Job:
Here are some entries; quote each one exactly.

==== Input for this task

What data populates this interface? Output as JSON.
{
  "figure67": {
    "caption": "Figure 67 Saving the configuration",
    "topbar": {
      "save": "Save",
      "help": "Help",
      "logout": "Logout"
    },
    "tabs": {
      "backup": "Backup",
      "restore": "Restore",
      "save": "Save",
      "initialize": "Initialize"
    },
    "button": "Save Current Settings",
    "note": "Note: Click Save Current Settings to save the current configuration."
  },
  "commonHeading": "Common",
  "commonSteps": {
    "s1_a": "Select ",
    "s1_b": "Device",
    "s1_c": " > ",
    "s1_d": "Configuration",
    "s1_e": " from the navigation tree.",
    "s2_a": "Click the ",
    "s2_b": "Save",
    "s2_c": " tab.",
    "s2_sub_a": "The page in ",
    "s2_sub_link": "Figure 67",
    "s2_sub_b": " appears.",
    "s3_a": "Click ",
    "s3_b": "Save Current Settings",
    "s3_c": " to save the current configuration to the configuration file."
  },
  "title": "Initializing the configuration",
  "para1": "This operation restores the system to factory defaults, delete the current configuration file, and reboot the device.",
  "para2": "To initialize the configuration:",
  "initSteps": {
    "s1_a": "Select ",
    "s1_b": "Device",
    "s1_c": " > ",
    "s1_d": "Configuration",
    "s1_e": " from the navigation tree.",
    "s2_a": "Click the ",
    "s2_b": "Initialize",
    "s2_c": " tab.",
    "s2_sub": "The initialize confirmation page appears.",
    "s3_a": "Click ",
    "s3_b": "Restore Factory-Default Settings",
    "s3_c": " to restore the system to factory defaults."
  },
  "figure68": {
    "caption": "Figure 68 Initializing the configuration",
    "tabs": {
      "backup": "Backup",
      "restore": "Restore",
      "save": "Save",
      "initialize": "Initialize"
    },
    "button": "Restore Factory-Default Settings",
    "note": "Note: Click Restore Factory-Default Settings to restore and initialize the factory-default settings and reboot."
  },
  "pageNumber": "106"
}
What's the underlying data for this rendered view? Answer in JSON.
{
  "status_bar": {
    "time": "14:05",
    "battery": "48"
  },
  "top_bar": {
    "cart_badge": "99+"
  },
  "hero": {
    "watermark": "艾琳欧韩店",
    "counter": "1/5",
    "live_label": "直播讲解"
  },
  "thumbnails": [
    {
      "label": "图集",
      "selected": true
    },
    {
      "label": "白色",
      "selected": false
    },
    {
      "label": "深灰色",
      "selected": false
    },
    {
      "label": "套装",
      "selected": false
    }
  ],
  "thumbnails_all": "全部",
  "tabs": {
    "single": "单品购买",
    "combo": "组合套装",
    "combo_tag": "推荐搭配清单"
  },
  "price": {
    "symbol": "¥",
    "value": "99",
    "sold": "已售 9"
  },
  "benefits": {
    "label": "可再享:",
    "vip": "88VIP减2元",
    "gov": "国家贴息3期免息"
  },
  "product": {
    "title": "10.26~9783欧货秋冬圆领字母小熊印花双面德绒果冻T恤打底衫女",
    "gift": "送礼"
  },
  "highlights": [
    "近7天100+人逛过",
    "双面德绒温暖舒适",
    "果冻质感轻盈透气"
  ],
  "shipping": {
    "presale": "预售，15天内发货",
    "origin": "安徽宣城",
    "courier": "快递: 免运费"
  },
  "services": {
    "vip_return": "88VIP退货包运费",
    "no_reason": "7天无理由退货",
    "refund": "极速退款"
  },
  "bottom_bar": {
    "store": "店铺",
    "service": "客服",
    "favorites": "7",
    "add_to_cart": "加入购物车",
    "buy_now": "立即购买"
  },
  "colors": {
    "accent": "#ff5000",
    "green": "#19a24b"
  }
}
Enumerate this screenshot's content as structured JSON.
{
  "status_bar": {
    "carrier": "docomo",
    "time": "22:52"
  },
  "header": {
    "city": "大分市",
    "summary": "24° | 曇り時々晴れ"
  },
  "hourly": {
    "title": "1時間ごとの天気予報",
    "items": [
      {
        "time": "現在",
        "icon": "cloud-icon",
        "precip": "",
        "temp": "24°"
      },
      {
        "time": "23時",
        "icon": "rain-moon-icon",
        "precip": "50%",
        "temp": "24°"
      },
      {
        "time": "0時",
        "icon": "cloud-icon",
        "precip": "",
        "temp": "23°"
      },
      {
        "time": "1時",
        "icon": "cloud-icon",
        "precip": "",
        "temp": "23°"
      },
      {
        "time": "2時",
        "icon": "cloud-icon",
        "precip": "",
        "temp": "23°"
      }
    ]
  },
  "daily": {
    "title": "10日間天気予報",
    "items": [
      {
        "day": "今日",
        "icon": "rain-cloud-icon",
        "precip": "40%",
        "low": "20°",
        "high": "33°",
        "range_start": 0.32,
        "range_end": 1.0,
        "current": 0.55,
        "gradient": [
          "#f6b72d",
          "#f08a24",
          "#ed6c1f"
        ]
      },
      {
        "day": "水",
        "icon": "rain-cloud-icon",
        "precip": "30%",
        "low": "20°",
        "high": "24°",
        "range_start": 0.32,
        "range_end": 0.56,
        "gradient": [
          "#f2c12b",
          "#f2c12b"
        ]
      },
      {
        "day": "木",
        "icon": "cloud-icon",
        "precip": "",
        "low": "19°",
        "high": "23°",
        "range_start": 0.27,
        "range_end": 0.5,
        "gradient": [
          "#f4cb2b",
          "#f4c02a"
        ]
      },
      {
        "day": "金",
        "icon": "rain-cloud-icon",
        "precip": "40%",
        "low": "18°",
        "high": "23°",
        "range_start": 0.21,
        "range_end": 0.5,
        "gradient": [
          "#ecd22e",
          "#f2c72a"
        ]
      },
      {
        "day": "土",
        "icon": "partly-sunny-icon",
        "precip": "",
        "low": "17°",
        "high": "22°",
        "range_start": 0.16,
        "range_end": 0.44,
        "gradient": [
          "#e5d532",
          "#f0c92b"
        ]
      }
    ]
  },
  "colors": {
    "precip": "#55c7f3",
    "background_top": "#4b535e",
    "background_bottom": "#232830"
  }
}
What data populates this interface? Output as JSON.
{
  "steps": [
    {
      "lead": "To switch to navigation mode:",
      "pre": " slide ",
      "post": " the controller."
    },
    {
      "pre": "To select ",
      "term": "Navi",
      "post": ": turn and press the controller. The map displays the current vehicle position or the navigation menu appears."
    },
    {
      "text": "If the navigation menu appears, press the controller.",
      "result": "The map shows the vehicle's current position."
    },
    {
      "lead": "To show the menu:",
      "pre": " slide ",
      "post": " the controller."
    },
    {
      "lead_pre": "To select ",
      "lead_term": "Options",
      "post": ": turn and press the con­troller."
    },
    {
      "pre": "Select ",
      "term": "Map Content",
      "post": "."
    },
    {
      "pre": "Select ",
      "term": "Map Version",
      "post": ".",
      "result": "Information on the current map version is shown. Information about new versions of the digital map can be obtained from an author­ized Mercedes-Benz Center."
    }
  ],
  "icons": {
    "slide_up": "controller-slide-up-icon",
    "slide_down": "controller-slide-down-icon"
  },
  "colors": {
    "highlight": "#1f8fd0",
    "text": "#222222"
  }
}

========

Complete response:
What data populates this interface? Output as JSON.
{
  "figure67": {
    "caption": "Figure 67 Saving the configuration",
    "topbar": {
      "save": "Save",
      "help": "Help",
      "logout": "Logout"
    },
    "tabs": {
      "backup": "Backup",
      "restore": "Restore",
      "save": "Save",
      "initialize": "Initialize"
    },
    "button": "Save Current Settings",
    "note": "Note: Click Save Current Settings to save the current configuration."
  },
  "commonHeading": "Common",
  "commonSteps": {
    "s1_a": "Select ",
    "s1_b": "Device",
    "s1_c": " > ",
    "s1_d": "Configuration",
    "s1_e": " from the navigation tree.",
    "s2_a": "Click the ",
    "s2_b": "Save",
    "s2_c": " tab.",
    "s2_sub_a": "The page in ",
    "s2_sub_link": "Figure 67",
    "s2_sub_b": " appears.",
    "s3_a": "Click ",
    "s3_b": "Save Current Settings",
    "s3_c": " to save the current configuration to the configuration file."
  },
  "title": "Initializing the configuration",
  "para1": "This operation restores the system to factory defaults, delete the current configuration file, and reboot the device.",
  "para2": "To initialize the configuration:",
  "initSteps": {
    "s1_a": "Select ",
    "s1_b": "Device",
    "s1_c": " > ",
    "s1_d": "Configuration",
    "s1_e": " from the navigation tree.",
    "s2_a": "Click the ",
    "s2_b": "Initialize",
    "s2_c": " tab.",
    "s2_sub": "The initialize confirmation page appears.",
    "s3_a": "Click ",
    "s3_b": "Restore Factory-Default Settings",
    "s3_c": " to restore the system to factory defaults."
  },
  "figure68": {
    "caption": "Figure 68 Initializing the configuration",
    "tabs": {
      "backup": "Backup",
      "restore": "Restore",
      "save": "Save",
      "initialize": "Initialize"
    },
    "button": "Restore Factory-Default Settings",
    "note": "Note: Click Restore Factory-Default Settings to restore and initialize the factory-default settings and reboot."
  },
  "pageNumber": "106"
}
What's the underlying data for this rendered view? Answer in JSON.
{
  "status_bar": {
    "time": "14:05",
    "battery": "48"
  },
  "top_bar": {
    "cart_badge": "99+"
  },
  "hero": {
    "watermark": "艾琳欧韩店",
    "counter": "1/5",
    "live_label": "直播讲解"
  },
  "thumbnails": [
    {
      "label": "图集",
      "selected": true
    },
    {
      "label": "白色",
      "selected": false
    },
    {
      "label": "深灰色",
      "selected": false
    },
    {
      "label": "套装",
      "selected": false
    }
  ],
  "thumbnails_all": "全部",
  "tabs": {
    "single": "单品购买",
    "combo": "组合套装",
    "combo_tag": "推荐搭配清单"
  },
  "price": {
    "symbol": "¥",
    "value": "99",
    "sold": "已售 9"
  },
  "benefits": {
    "label": "可再享:",
    "vip": "88VIP减2元",
    "gov": "国家贴息3期免息"
  },
  "product": {
    "title": "10.26~9783欧货秋冬圆领字母小熊印花双面德绒果冻T恤打底衫女",
    "gift": "送礼"
  },
  "highlights": [
    "近7天100+人逛过",
    "双面德绒温暖舒适",
    "果冻质感轻盈透气"
  ],
  "shipping": {
    "presale": "预售，15天内发货",
    "origin": "安徽宣城",
    "courier": "快递: 免运费"
  },
  "services": {
    "vip_return": "88VIP退货包运费",
    "no_reason": "7天无理由退货",
    "refund": "极速退款"
  },
  "bottom_bar": {
    "store": "店铺",
    "service": "客服",
    "favorites": "7",
    "add_to_cart": "加入购物车",
    "buy_now": "立即购买"
  },
  "colors": {
    "accent": "#ff5000",
    "green": "#19a24b"
  }
}
Enumerate this screenshot's content as structured JSON.
{
  "status_bar": {
    "carrier": "docomo",
    "time": "22:52"
  },
  "header": {
    "city": "大分市",
    "summary": "24° | 曇り時々晴れ"
  },
  "hourly": {
    "title": "1時間ごとの天気予報",
    "items": [
      {
        "time": "現在",
        "icon": "cloud-icon",
        "precip": "",
        "temp": "24°"
      },
      {
        "time": "23時",
        "icon": "rain-moon-icon",
        "precip": "50%",
        "temp": "24°"
      },
      {
        "time": "0時",
        "icon": "cloud-icon",
        "precip": "",
        "temp": "23°"
      },
      {
        "time": "1時",
        "icon": "cloud-icon",
        "precip": "",
        "temp": "23°"
      },
      {
        "time": "2時",
        "icon": "cloud-icon",
        "precip": "",
        "temp": "23°"
      }
    ]
  },
  "daily": {
    "title": "10日間天気予報",
    "items": [
      {
        "day": "今日",
        "icon": "rain-cloud-icon",
        "precip": "40%",
        "low": "20°",
        "high": "33°",
        "range_start": 0.32,
        "range_end": 1.0,
        "current": 0.55,
        "gradient": [
          "#f6b72d",
          "#f08a24",
          "#ed6c1f"
        ]
      },
      {
        "day": "水",
        "icon": "rain-cloud-icon",
        "precip": "30%",
        "low": "20°",
        "high": "24°",
        "range_start": 0.32,
        "range_end": 0.56,
        "gradient": [
          "#f2c12b",
          "#f2c12b"
        ]
      },
      {
        "day": "木",
        "icon": "cloud-icon",
        "precip": "",
        "low": "19°",
        "high": "23°",
        "range_start": 0.27,
        "range_end": 0.5,
        "gradient": [
          "#f4cb2b",
          "#f4c02a"
        ]
      },
      {
        "day": "金",
        "icon": "rain-cloud-icon",
        "precip": "40%",
        "low": "18°",
        "high": "23°",
        "range_start": 0.21,
        "range_end": 0.5,
        "gradient": [
          "#ecd22e",
          "#f2c72a"
        ]
      },
      {
        "day": "土",
        "icon": "partly-sunny-icon",
        "precip": "",
        "low": "17°",
        "high": "22°",
        "range_start": 0.16,
        "range_end": 0.44,
        "gradient": [
          "#e5d532",
          "#f0c92b"
        ]
      }
    ]
  },
  "colors": {
    "precip": "#55c7f3",
    "background_top": "#4b535e",
    "background_bottom": "#232830"
  }
}
What data populates this interface? Output as JSON.
{
  "steps": [
    {
      "lead": "To switch to navigation mode:",
      "pre": " slide ",
      "post": " the controller."
    },
    {
      "pre": "To select ",
      "term": "Navi",
      "post": ": turn and press the controller. The map displays the current vehicle position or the navigation menu appears."
    },
    {
      "text": "If the navigation menu appears, press the controller.",
      "result": "The map shows the vehicle's current position."
    },
    {
      "lead": "To show the menu:",
      "pre": " slide ",
      "post": " the controller."
    },
    {
      "lead_pre": "To select ",
      "lead_term": "Options",
      "post": ": turn and press the con­troller."
    },
    {
      "pre": "Select ",
      "term": "Map Content",
      "post": "."
    },
    {
      "pre": "Select ",
      "term": "Map Version",
      "post": ".",
      "result": "Information on the current map version is shown. Information about new versions of the digital map can be obtained from an author­ized Mercedes-Benz Center."
    }
  ],
  "icons": {
    "slide_up": "controller-slide-up-icon",
    "slide_down": "controller-slide-down-icon"
  },
  "colors": {
    "highlight": "#1f8fd0",
    "text": "#222222"
  }
}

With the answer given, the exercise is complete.